Data entries:
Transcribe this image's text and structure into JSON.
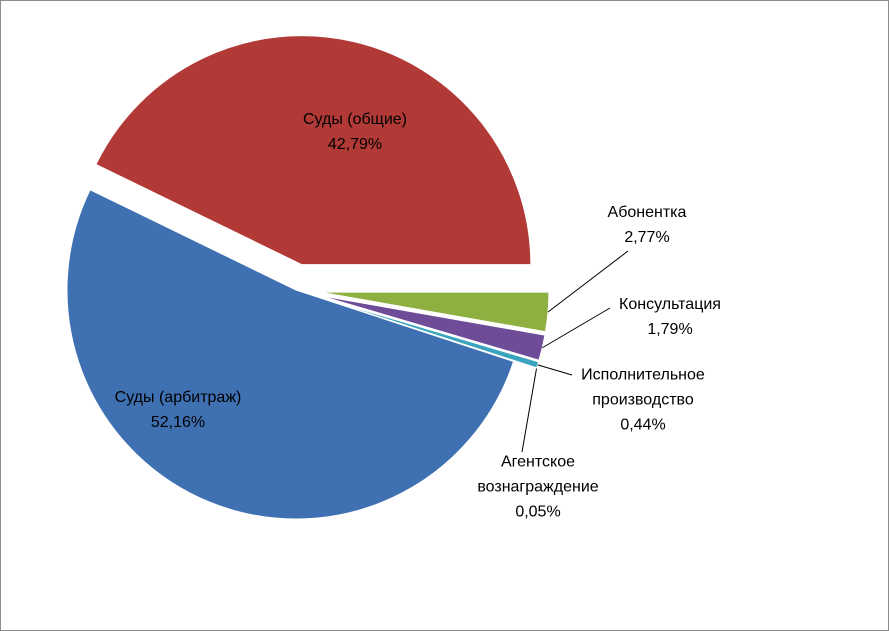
{
  "chart_data": {
    "type": "pie",
    "categories": [
      "Абонентка",
      "Консультация",
      "Исполнительное производство",
      "Агентское вознаграждение",
      "Суды (арбитраж)",
      "Суды (общие)"
    ],
    "values": [
      2.77,
      1.79,
      0.44,
      0.05,
      52.16,
      42.79
    ],
    "value_labels": [
      "2,77%",
      "1,79%",
      "0,44%",
      "0,05%",
      "52,16%",
      "42,79%"
    ],
    "colors": [
      "#8db040",
      "#6e4c98",
      "#3aa3bd",
      "#d07b32",
      "#3e70b2",
      "#b13a37"
    ]
  }
}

▸ EXERCISE GOAL: Exact duplication of all the records is required; pictures are omitted from the copy.

▸ THE SOLUTION:
Transcribe this image's text and structure into JSON.
{
  "chart_data": {
    "type": "pie",
    "categories": [
      "Абонентка",
      "Консультация",
      "Исполнительное производство",
      "Агентское вознаграждение",
      "Суды (арбитраж)",
      "Суды (общие)"
    ],
    "values": [
      2.77,
      1.79,
      0.44,
      0.05,
      52.16,
      42.79
    ],
    "value_labels": [
      "2,77%",
      "1,79%",
      "0,44%",
      "0,05%",
      "52,16%",
      "42,79%"
    ],
    "colors": [
      "#8db040",
      "#6e4c98",
      "#3aa3bd",
      "#d07b32",
      "#3e70b2",
      "#b13a37"
    ]
  }
}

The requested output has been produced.